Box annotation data
++++

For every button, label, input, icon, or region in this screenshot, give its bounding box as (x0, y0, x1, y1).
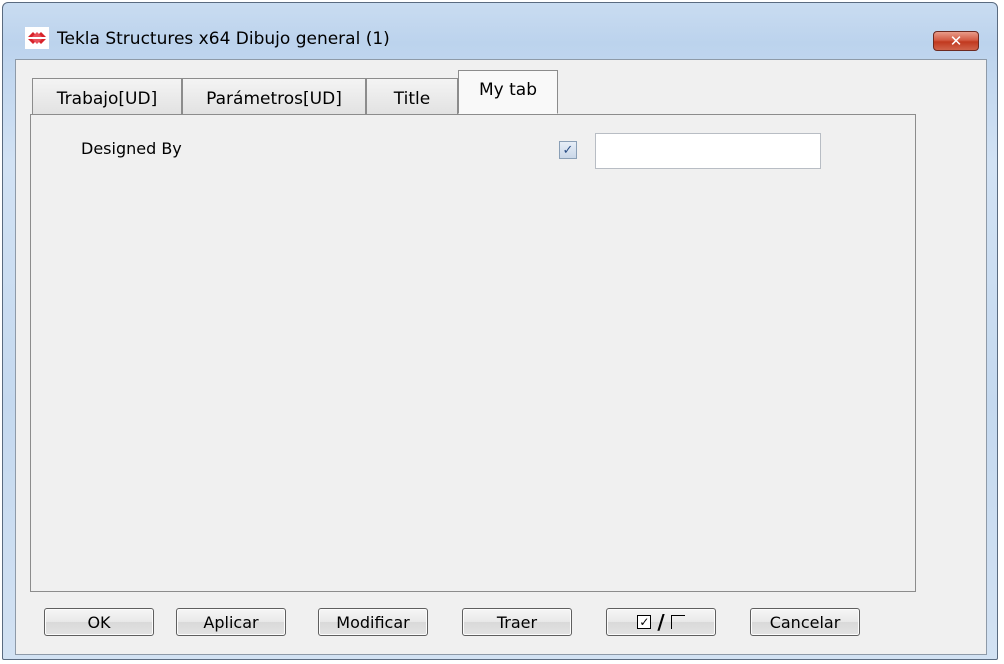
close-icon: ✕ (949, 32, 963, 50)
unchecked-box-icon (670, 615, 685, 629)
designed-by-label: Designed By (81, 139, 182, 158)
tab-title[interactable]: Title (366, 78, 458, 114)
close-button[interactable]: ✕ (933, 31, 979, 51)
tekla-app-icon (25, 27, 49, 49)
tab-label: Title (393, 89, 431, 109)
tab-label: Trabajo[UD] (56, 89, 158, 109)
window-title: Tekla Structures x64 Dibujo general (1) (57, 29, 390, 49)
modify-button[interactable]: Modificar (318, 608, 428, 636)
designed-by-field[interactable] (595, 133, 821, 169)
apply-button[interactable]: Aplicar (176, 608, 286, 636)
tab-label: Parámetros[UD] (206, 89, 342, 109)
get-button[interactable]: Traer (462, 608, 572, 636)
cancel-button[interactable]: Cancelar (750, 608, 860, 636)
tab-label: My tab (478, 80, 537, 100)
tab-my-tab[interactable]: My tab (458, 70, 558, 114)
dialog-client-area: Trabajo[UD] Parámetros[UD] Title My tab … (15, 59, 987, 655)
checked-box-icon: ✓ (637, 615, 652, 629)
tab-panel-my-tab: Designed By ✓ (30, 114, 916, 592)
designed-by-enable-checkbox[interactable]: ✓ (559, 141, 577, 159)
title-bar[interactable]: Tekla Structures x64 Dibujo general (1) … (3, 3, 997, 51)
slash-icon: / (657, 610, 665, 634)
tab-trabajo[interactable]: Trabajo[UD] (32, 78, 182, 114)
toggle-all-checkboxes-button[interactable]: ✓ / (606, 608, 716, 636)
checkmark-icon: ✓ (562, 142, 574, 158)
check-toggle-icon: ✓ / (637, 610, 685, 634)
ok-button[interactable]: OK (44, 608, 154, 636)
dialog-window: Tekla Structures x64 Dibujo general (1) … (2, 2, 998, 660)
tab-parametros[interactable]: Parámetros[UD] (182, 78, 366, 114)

++++

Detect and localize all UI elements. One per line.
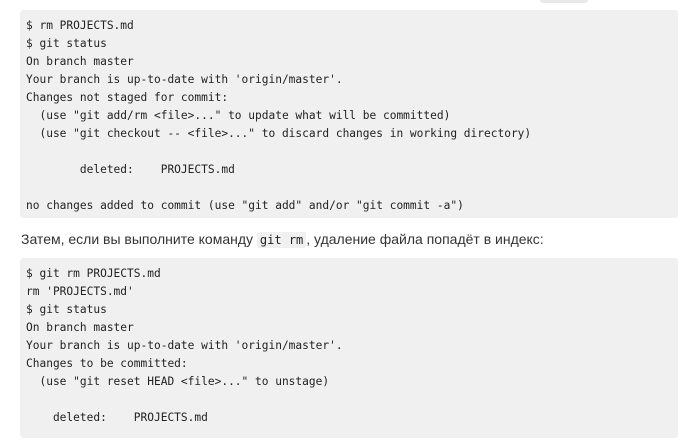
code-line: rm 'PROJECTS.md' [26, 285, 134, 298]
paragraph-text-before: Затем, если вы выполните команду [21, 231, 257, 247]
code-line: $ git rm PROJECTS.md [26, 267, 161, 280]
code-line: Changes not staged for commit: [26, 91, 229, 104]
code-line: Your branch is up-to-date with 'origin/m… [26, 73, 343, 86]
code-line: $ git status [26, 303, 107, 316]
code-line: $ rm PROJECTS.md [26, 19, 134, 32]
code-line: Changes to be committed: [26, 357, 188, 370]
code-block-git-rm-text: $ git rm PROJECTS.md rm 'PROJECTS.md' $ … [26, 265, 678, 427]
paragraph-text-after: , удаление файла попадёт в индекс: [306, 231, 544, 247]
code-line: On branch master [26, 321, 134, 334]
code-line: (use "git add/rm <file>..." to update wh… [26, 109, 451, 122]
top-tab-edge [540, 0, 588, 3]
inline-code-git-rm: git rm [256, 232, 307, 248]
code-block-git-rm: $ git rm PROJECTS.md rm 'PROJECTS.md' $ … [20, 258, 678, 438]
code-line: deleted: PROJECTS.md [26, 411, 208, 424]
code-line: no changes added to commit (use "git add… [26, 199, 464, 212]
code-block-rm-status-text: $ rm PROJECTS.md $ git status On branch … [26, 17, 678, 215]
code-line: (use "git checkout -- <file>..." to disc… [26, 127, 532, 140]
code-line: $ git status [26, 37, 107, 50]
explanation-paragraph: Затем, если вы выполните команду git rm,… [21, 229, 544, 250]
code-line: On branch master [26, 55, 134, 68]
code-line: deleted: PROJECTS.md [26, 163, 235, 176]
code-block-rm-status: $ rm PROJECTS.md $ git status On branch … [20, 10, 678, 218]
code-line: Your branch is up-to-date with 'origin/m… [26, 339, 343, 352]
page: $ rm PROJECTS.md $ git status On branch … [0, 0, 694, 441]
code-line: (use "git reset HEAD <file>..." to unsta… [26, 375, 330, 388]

++++

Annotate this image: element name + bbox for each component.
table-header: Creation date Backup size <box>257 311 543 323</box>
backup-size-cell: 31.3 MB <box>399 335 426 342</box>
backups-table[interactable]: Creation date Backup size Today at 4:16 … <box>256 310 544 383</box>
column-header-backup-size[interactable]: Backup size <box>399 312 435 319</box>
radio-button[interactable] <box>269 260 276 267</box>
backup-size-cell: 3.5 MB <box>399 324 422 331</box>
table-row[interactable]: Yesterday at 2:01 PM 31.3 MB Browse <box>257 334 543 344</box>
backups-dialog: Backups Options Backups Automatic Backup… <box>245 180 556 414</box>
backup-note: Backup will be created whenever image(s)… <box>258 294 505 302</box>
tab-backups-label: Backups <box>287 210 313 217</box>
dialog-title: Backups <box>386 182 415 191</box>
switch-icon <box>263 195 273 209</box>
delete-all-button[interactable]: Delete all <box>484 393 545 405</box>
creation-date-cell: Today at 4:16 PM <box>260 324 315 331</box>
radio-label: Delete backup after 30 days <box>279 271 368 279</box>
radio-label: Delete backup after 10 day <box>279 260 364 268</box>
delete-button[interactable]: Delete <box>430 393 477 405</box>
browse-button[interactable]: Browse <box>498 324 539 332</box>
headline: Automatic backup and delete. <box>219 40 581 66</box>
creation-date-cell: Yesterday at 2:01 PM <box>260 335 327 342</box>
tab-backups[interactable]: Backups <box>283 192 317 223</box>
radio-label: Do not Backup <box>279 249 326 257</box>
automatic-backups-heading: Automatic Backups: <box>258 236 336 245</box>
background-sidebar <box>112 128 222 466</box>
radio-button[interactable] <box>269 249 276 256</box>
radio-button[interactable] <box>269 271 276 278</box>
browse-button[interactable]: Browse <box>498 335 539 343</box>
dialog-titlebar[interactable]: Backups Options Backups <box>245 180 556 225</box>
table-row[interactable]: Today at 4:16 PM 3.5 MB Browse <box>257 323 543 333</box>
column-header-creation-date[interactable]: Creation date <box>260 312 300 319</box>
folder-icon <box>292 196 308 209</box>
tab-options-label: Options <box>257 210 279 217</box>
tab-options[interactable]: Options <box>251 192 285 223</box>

++++

* _Challenge_:
Reproduce the lines of the material above without alteration, from the line containing "close-icon: ✕ (949, 32, 963, 50)" up to and including the line containing "apply-button[interactable]: Aplicar (176, 608, 286, 636)".

* _Task result_:
close-icon: ✕ (949, 32, 963, 50)
unchecked-box-icon (670, 615, 685, 629)
designed-by-label: Designed By (81, 139, 182, 158)
tab-title[interactable]: Title (366, 78, 458, 114)
close-button[interactable]: ✕ (933, 31, 979, 51)
tekla-app-icon (25, 27, 49, 49)
tab-label: Title (393, 89, 431, 109)
tab-label: Trabajo[UD] (56, 89, 158, 109)
window-title: Tekla Structures x64 Dibujo general (1) (57, 29, 390, 49)
modify-button[interactable]: Modificar (318, 608, 428, 636)
designed-by-field[interactable] (595, 133, 821, 169)
apply-button[interactable]: Aplicar (176, 608, 286, 636)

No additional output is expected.